Begin
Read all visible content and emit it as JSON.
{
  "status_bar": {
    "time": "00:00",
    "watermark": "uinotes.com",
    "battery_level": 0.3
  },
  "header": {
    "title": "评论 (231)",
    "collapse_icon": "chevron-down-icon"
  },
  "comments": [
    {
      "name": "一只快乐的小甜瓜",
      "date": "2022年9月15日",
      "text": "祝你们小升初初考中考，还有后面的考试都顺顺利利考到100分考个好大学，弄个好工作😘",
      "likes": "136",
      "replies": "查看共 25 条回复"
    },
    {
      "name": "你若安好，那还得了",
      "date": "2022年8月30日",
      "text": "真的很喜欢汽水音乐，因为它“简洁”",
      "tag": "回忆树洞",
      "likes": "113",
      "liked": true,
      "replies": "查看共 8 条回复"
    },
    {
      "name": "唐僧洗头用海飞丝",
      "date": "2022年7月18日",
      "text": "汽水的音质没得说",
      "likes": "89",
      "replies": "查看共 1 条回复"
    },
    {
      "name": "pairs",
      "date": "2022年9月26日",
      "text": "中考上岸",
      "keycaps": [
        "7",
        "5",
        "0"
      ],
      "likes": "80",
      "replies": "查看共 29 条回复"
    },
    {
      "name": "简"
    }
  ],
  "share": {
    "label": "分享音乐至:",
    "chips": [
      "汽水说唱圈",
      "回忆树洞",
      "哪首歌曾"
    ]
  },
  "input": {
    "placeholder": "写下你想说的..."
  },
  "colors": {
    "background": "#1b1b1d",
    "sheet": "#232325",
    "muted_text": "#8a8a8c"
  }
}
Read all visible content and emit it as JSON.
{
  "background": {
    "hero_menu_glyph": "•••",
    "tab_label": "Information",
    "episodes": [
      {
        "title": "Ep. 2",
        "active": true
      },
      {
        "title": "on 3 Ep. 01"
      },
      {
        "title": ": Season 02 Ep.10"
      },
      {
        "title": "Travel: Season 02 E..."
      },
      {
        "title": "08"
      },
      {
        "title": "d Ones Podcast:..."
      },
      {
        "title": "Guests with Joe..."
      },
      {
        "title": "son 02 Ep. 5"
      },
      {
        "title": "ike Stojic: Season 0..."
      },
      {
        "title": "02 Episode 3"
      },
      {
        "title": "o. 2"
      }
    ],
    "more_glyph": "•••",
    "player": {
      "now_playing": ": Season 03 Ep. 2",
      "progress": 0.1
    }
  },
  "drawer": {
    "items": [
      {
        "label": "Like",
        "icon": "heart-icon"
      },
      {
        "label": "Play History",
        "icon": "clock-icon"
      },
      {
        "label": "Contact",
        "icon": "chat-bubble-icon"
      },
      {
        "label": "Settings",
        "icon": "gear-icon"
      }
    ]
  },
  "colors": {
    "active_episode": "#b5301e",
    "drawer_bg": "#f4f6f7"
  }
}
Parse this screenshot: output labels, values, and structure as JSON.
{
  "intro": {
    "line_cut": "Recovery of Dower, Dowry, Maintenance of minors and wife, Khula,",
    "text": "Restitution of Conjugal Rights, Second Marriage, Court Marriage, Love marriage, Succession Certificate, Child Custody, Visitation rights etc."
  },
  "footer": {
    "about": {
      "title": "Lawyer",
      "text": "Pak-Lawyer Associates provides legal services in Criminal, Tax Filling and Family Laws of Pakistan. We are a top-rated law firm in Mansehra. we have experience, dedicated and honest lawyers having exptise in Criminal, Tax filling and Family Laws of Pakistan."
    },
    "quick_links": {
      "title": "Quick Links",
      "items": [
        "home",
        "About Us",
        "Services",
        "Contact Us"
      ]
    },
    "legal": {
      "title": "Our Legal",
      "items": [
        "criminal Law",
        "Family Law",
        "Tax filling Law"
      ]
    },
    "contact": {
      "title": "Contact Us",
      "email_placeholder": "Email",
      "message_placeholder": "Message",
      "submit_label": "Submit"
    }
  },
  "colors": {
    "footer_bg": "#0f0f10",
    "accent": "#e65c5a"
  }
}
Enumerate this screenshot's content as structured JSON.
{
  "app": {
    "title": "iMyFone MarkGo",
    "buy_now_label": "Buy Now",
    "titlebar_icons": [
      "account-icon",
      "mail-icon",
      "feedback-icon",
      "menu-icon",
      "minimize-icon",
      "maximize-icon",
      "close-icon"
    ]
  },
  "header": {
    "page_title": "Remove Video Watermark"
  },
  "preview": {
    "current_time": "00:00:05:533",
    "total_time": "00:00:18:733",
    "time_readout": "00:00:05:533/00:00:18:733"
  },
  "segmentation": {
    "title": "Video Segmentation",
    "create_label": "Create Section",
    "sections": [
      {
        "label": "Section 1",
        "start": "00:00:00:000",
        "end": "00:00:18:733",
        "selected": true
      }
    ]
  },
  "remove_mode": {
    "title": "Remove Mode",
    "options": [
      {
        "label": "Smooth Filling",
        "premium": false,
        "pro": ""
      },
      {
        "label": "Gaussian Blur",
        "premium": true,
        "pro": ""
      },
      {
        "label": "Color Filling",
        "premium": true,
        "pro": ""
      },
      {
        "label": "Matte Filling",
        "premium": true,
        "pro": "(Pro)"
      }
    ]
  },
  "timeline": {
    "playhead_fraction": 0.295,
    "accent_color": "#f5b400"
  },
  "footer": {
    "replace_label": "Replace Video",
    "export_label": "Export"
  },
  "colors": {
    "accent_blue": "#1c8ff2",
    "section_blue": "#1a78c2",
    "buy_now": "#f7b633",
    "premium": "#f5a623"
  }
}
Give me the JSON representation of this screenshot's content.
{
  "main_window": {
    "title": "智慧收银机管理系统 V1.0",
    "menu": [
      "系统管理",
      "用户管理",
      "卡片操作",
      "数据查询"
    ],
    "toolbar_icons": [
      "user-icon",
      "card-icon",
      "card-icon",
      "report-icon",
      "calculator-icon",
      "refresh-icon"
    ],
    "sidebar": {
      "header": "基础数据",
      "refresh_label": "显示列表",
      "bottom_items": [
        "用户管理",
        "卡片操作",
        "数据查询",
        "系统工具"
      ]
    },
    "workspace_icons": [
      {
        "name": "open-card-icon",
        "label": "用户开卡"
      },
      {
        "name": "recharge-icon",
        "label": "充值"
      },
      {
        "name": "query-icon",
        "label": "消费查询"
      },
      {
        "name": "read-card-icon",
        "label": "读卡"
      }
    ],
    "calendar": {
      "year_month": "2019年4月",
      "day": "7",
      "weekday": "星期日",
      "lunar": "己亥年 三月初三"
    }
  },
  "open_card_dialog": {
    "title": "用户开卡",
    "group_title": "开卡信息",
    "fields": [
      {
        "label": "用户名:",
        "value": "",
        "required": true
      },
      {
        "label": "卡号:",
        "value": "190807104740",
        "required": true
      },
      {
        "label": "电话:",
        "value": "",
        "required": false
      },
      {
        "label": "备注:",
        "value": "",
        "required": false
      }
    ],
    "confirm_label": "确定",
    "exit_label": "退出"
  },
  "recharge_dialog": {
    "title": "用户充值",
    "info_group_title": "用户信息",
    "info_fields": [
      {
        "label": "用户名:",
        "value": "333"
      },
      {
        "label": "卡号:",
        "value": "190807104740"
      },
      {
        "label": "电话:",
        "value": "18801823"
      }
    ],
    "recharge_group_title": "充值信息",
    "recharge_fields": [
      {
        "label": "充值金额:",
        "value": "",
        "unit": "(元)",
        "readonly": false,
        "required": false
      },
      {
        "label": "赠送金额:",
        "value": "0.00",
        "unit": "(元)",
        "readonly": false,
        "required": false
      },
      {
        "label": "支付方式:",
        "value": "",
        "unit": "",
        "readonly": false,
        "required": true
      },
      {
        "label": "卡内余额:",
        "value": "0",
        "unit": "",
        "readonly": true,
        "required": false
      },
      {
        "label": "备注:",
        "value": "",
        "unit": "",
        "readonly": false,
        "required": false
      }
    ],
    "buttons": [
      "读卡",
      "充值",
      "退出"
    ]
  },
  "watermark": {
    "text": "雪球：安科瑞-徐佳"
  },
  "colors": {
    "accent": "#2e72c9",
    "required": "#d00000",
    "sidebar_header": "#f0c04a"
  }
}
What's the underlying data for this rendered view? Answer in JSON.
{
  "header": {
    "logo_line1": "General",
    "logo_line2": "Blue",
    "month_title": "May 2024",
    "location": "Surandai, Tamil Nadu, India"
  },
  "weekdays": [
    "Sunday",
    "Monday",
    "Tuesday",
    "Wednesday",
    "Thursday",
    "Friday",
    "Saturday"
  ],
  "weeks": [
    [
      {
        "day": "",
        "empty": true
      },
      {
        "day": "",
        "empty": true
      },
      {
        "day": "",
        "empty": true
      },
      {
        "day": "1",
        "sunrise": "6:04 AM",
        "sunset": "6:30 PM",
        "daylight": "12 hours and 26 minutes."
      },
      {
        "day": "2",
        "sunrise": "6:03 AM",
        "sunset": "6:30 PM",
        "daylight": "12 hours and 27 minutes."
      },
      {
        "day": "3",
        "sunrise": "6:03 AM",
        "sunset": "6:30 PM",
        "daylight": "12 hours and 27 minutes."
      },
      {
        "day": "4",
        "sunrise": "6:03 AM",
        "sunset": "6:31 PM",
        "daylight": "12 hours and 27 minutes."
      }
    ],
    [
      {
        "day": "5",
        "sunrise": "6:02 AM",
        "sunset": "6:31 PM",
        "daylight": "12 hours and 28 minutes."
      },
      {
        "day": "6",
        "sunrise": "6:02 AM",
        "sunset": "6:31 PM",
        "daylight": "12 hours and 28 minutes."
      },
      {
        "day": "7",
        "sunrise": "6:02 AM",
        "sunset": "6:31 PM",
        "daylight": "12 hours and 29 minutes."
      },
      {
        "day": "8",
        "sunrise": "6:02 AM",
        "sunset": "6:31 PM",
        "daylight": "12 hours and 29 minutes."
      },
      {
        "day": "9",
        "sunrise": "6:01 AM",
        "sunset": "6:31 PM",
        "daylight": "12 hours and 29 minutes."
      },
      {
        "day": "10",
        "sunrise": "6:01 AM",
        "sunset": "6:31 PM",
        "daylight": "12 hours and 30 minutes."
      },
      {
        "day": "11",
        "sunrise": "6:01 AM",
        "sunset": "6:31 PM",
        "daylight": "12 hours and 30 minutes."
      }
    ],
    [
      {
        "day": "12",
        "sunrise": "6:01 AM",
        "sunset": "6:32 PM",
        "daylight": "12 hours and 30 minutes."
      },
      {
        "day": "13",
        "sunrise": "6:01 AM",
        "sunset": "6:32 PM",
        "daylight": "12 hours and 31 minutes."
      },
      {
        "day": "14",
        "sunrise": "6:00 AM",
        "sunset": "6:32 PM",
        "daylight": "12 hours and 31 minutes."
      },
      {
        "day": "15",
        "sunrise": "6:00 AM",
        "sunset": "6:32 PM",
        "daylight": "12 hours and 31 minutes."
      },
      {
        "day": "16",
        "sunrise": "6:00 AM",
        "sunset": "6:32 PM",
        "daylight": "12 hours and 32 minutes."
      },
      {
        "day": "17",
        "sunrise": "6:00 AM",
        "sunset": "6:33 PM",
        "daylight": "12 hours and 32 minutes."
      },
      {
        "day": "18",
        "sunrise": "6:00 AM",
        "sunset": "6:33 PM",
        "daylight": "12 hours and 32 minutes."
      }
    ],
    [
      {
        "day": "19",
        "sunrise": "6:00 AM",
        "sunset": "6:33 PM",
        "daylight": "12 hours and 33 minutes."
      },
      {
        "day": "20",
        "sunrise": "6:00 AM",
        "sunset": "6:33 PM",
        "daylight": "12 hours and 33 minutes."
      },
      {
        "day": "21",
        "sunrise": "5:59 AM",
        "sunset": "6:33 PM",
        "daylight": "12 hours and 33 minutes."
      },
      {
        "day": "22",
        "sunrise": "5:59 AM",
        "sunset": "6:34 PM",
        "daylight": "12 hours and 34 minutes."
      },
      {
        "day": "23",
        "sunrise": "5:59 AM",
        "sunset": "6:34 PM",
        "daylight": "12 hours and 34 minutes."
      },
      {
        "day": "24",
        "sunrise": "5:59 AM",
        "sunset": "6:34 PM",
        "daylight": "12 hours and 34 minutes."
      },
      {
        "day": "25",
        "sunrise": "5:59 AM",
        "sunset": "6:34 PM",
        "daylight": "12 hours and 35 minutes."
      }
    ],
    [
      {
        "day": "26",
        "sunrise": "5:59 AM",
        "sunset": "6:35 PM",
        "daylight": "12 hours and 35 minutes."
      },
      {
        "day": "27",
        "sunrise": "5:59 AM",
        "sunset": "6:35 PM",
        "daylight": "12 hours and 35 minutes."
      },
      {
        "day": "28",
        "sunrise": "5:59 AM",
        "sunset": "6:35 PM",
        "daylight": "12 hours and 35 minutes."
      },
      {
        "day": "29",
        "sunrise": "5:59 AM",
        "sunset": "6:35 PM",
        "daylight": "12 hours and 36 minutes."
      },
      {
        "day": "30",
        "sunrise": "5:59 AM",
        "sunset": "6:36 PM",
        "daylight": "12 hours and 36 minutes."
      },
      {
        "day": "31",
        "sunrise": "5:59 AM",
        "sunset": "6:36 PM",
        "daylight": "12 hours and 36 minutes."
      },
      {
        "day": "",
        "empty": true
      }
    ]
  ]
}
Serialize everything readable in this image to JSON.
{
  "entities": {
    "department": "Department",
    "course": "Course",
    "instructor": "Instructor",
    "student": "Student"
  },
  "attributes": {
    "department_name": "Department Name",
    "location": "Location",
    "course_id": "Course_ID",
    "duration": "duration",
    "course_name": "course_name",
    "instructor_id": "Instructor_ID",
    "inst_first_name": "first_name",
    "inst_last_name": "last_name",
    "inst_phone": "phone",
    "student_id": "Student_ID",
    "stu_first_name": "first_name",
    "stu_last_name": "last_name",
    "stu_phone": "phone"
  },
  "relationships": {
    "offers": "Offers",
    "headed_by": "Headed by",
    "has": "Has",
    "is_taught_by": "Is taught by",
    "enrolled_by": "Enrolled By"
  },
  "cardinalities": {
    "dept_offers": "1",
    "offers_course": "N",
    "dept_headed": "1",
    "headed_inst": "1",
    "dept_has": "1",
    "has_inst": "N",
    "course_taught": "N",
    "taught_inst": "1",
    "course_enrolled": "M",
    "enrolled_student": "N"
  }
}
End
Go through the records above and copy every line with the word "this".

Parse this screenshot: output labels, values, and structure as JSON.
Enumerate this screenshot's content as structured JSON.
Give me the JSON representation of this screenshot's content.
What's the underlying data for this rendered view? Answer in JSON.
Serialize everything readable in this image to JSON.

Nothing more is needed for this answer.